◆ **Problem**:
Tell how many lines contain the word "name". Reply with the number only.

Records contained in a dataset
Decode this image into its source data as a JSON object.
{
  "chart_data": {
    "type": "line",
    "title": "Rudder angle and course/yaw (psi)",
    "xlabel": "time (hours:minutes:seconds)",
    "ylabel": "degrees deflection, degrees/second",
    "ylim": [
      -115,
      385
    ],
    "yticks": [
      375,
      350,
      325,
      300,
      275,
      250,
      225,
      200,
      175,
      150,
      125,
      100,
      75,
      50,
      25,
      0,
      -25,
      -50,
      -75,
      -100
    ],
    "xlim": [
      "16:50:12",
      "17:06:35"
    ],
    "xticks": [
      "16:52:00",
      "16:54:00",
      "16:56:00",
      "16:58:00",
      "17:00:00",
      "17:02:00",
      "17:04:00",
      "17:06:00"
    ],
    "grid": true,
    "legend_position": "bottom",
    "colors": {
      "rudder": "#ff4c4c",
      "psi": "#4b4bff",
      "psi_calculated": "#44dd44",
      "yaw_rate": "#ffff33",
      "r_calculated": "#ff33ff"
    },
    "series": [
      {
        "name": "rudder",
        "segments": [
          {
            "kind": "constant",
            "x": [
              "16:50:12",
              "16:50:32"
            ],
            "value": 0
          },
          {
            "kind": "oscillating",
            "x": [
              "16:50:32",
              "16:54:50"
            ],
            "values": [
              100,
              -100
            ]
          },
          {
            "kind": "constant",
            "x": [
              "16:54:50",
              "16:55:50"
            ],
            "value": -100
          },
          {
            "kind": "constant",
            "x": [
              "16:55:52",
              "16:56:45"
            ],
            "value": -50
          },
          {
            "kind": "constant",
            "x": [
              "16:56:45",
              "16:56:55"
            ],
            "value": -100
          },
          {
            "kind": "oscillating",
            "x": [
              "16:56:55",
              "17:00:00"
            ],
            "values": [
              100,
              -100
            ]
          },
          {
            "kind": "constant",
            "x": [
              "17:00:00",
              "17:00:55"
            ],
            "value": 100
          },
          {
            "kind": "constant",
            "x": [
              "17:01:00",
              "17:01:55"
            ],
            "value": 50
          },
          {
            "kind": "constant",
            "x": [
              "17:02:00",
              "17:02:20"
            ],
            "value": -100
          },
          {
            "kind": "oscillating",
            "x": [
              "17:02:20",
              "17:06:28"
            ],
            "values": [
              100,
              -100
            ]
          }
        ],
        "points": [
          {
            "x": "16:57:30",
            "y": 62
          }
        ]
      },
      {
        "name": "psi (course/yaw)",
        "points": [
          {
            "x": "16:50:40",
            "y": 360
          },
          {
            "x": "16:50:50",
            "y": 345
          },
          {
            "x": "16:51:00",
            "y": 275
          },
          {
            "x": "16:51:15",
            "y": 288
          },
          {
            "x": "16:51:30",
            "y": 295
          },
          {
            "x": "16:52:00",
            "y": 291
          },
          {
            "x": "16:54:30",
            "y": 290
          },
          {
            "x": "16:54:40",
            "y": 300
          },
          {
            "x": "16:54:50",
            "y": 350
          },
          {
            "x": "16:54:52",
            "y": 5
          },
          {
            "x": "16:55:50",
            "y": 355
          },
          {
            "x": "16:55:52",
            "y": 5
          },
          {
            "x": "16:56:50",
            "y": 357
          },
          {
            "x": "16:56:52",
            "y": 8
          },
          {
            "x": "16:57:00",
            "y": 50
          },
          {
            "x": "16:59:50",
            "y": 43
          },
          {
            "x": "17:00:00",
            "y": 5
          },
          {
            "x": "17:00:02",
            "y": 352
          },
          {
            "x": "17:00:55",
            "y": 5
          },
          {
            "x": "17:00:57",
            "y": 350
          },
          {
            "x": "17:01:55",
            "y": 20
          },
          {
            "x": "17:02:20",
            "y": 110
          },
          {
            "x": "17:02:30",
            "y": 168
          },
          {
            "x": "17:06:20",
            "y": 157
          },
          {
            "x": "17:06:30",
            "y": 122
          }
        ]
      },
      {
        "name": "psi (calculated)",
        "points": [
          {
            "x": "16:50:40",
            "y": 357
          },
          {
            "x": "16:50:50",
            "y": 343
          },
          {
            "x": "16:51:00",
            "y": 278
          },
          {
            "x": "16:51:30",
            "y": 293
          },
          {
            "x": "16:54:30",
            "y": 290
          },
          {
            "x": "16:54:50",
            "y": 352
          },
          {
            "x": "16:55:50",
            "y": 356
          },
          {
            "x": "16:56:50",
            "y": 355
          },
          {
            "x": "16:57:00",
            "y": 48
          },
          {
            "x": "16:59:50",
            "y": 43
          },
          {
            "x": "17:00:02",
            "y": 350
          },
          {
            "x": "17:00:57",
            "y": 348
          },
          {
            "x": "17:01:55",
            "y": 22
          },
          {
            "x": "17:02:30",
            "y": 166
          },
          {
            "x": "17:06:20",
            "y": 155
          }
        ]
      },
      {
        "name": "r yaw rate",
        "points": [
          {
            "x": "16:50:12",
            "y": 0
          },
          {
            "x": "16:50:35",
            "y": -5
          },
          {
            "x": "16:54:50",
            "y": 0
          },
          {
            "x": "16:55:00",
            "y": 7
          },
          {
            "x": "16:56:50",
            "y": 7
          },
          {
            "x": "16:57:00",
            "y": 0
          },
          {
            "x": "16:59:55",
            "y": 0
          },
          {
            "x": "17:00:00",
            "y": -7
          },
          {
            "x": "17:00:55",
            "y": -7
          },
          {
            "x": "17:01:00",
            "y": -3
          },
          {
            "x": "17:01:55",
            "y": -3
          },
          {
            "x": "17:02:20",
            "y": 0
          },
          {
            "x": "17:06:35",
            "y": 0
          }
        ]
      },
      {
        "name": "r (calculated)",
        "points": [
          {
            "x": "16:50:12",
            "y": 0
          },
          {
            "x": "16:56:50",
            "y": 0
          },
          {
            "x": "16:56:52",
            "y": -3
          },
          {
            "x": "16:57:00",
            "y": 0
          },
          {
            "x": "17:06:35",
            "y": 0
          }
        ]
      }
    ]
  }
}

◆ **Written solution**:
5